• Brief: Of the lines listed below, how many contain the string "Мушкопалово"? Answer with the number alone.

• Data rows:

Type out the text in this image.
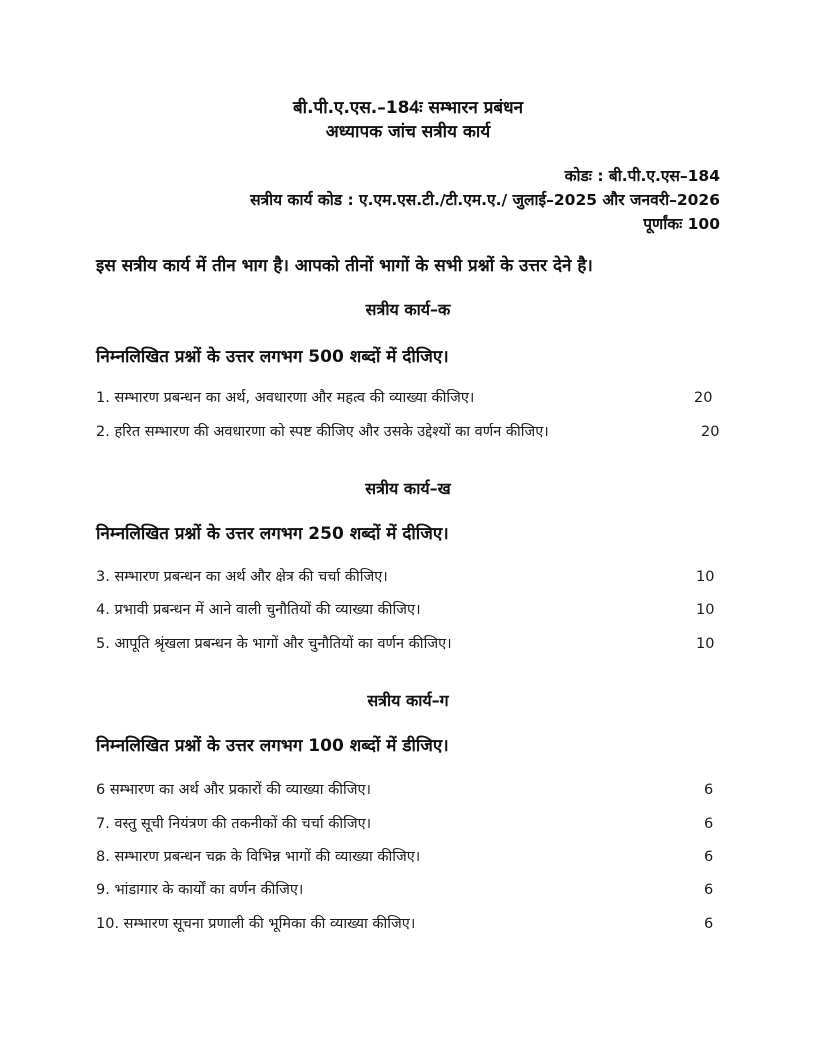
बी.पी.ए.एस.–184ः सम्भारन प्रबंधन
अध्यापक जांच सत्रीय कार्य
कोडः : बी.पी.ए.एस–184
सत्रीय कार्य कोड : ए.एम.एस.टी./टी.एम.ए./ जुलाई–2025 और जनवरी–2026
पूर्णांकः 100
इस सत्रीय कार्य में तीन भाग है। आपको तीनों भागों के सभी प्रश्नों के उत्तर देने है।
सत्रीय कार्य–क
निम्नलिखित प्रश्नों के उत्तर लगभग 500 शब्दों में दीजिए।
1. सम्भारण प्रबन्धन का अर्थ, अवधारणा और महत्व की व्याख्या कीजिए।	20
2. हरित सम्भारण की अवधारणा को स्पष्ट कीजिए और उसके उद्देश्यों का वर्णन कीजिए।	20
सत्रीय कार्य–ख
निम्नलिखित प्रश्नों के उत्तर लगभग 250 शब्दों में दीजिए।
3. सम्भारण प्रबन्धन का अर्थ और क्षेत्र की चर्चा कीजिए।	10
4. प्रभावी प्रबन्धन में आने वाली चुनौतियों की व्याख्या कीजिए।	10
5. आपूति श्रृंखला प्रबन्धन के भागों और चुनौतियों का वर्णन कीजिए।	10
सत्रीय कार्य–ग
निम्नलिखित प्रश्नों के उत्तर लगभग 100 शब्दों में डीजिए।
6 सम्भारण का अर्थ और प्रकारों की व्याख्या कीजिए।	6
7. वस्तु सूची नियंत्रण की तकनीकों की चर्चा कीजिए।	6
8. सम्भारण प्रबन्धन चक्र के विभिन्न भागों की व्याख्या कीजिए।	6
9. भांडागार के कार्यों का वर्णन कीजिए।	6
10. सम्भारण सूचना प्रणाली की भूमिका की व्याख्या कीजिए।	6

---

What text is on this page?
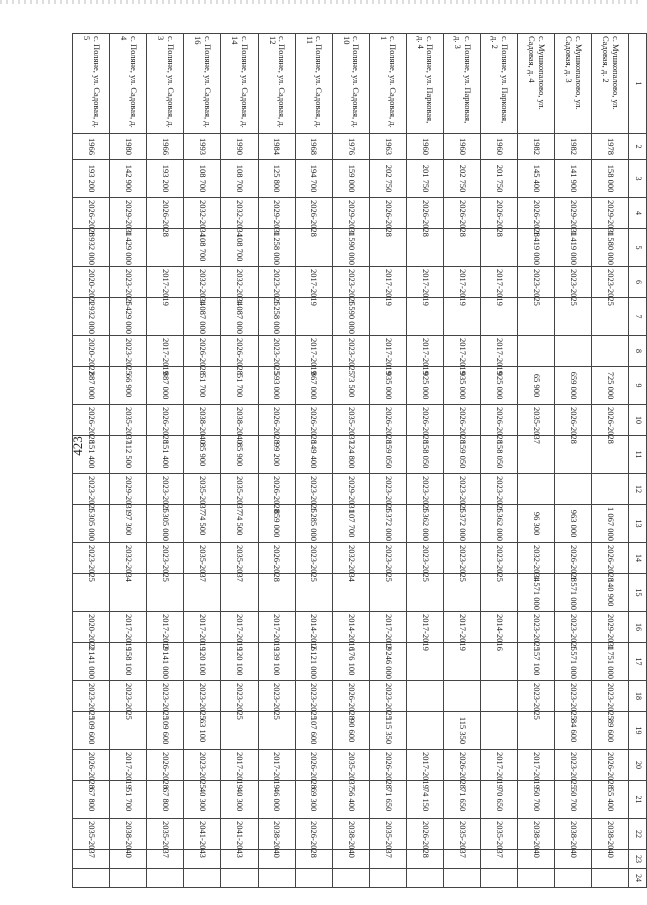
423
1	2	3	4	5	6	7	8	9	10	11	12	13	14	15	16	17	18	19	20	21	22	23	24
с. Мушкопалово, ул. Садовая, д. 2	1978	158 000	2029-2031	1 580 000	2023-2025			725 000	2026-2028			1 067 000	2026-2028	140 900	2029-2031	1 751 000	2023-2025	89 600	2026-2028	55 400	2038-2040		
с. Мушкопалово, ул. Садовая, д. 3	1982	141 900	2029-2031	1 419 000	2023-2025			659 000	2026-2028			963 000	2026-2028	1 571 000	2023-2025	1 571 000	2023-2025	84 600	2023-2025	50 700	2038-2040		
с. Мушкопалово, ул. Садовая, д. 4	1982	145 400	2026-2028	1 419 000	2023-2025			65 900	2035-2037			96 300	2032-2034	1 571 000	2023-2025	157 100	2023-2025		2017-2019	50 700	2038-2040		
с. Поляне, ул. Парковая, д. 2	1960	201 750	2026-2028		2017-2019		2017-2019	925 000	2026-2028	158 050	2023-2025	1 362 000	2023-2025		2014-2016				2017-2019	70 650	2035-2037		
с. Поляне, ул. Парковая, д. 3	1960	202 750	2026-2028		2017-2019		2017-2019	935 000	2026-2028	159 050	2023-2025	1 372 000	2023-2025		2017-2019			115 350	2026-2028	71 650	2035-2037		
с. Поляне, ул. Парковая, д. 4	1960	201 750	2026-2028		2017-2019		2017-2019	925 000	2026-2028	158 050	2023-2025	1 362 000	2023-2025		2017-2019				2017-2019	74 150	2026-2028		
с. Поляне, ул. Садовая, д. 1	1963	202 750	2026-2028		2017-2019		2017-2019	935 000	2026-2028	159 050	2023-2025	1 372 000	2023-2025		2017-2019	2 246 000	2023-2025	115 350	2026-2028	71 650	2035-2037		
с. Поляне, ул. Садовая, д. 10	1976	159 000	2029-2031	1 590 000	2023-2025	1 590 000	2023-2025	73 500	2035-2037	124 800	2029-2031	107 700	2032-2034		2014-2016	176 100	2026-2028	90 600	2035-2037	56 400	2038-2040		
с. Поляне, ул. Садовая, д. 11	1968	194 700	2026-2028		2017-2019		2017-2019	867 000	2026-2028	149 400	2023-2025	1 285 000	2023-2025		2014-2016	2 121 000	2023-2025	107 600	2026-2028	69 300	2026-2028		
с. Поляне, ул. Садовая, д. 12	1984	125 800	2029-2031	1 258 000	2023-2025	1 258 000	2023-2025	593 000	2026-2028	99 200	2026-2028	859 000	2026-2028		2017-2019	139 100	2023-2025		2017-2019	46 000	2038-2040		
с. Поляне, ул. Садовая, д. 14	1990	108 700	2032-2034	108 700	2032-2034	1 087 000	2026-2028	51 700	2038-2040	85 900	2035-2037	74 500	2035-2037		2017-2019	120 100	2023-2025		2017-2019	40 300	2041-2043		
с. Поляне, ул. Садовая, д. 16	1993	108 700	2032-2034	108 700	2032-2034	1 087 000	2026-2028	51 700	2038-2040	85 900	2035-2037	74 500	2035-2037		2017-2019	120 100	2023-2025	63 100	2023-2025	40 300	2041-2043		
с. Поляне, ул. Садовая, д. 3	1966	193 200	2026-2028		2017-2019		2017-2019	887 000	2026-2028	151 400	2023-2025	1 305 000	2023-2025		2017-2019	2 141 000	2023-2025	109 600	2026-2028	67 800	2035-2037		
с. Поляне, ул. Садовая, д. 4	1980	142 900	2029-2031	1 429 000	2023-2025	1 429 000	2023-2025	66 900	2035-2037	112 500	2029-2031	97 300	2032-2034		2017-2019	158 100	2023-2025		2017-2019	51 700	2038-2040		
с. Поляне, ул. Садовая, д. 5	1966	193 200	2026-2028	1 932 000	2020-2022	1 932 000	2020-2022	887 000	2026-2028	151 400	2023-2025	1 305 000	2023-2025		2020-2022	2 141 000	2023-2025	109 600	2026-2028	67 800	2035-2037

• Expected answer: 3